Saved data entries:
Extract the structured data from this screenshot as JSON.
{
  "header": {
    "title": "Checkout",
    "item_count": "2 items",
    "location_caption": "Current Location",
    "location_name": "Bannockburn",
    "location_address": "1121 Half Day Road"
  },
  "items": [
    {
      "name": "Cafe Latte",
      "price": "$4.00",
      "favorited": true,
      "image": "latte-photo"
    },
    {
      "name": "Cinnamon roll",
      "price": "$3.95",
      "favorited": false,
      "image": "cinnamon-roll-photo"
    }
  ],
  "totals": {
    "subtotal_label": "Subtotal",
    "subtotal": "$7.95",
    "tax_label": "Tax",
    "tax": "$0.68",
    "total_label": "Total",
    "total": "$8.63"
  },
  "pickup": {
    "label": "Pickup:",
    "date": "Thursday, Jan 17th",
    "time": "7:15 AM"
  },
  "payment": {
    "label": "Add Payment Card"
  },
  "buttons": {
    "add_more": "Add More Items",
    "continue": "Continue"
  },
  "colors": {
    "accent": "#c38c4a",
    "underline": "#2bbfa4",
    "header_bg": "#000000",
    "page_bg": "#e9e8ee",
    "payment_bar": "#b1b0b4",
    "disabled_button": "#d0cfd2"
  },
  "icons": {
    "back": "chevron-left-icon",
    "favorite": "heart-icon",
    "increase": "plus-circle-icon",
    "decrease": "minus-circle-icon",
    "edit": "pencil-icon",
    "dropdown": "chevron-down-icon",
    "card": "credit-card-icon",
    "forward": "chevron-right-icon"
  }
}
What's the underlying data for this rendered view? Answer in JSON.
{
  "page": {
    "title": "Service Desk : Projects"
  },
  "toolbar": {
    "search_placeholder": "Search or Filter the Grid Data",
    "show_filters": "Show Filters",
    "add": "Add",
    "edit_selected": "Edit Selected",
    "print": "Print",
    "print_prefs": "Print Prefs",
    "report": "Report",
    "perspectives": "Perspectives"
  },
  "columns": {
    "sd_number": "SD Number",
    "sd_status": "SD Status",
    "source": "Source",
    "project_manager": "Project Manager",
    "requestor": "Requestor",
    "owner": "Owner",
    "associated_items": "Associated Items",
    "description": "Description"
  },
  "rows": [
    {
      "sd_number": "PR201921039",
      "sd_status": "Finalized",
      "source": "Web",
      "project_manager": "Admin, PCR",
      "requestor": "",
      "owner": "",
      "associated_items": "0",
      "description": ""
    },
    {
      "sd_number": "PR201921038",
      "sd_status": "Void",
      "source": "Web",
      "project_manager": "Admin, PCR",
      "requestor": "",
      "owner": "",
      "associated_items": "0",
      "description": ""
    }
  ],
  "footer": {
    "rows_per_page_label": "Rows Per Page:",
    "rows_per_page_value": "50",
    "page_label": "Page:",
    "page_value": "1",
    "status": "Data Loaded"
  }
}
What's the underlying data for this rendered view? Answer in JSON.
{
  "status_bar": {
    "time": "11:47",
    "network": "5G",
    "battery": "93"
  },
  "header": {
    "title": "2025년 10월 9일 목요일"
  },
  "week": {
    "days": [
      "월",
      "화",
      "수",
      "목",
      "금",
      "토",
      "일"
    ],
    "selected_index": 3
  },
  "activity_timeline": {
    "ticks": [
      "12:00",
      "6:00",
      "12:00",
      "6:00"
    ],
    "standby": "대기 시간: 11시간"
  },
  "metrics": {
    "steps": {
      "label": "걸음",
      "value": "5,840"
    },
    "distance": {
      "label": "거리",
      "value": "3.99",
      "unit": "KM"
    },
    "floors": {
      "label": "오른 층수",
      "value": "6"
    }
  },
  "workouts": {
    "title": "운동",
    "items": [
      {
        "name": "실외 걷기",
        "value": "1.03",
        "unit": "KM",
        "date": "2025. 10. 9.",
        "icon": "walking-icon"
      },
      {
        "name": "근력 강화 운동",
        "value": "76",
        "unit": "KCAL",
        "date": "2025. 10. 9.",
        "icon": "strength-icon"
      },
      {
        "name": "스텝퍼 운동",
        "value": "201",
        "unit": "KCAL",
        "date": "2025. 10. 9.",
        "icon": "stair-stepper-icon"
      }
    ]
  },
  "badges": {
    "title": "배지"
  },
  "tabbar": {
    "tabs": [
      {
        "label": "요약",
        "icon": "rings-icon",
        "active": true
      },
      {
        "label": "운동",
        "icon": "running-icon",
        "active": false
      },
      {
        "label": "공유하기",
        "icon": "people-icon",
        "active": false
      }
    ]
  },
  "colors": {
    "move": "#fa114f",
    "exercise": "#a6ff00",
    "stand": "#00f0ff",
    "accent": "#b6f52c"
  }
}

Exercise requirements: Check each line of the records for "roll" and copy the ones that contain it.

Output below:
      "name": "Cinnamon roll",
      "image": "cinnamon-roll-photo"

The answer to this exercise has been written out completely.